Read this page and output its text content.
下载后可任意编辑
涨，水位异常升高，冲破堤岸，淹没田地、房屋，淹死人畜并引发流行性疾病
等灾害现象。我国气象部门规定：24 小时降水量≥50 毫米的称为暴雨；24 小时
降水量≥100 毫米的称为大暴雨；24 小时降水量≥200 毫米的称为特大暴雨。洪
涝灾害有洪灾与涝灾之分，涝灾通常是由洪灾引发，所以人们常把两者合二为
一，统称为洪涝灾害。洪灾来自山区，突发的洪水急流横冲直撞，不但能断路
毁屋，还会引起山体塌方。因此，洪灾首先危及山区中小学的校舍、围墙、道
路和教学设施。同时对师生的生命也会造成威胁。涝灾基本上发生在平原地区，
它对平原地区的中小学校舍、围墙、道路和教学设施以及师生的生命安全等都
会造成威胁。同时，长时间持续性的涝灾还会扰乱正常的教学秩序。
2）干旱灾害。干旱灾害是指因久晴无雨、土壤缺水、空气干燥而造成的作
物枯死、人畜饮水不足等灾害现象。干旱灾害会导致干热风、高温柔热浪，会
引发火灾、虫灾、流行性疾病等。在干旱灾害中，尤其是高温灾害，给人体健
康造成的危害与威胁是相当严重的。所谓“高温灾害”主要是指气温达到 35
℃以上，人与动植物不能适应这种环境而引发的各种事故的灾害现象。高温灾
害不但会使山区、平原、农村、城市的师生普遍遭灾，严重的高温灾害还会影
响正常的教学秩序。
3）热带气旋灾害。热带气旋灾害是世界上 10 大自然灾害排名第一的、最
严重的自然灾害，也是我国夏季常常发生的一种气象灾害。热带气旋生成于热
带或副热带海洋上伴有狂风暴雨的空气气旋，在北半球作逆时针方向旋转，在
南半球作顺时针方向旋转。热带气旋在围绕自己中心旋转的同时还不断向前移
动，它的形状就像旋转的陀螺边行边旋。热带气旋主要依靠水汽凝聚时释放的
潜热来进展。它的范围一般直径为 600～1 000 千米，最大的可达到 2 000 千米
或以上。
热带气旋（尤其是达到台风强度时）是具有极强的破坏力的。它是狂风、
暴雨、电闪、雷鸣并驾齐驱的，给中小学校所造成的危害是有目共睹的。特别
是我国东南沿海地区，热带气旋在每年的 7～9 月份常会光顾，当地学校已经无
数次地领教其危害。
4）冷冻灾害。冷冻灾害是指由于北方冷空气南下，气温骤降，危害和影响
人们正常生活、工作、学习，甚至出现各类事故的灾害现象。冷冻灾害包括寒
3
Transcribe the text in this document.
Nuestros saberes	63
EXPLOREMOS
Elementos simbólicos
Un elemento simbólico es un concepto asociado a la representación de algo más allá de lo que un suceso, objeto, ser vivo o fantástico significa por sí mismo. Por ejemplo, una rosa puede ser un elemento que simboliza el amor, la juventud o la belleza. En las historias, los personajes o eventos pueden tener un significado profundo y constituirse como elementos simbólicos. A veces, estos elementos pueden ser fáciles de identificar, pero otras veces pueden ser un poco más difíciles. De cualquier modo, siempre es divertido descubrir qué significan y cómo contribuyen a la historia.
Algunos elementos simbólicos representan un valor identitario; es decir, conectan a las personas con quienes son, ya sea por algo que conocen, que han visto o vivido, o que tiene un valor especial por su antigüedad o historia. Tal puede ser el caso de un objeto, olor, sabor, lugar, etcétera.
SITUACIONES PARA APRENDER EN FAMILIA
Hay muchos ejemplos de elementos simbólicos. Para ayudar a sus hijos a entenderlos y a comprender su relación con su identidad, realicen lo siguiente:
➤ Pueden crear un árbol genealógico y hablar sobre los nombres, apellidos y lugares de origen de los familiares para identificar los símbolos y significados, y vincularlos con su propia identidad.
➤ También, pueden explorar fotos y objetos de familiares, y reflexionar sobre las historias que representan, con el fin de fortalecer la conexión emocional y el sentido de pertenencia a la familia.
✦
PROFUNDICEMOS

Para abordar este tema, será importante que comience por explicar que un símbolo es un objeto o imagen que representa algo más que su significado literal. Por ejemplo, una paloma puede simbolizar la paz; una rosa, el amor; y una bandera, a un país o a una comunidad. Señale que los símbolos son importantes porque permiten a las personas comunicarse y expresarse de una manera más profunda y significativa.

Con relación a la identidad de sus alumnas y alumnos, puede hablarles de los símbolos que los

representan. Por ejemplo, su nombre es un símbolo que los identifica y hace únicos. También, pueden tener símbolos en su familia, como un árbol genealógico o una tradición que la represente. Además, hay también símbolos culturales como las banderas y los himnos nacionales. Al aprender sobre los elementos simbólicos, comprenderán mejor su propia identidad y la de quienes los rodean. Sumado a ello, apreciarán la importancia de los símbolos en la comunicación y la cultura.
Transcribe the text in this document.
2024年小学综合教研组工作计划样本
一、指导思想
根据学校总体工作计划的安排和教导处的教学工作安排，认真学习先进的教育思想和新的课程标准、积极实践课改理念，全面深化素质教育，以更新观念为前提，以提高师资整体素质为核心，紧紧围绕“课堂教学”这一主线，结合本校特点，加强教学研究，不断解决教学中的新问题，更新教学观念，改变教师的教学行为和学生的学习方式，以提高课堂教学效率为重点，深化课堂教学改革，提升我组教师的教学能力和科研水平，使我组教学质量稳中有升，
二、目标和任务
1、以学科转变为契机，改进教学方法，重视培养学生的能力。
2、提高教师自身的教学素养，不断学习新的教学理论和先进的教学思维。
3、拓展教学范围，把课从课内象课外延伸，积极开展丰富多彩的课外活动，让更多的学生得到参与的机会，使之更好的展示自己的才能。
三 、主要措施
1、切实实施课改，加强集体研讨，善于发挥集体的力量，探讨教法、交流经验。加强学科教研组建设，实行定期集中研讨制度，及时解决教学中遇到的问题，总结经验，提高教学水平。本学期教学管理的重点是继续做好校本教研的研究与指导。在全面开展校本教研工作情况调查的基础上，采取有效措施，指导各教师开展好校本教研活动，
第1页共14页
******
§ **Exercise goal**
In the listing above, count each line that holds the string "relación". Give the number only.

§ **Full solution**
2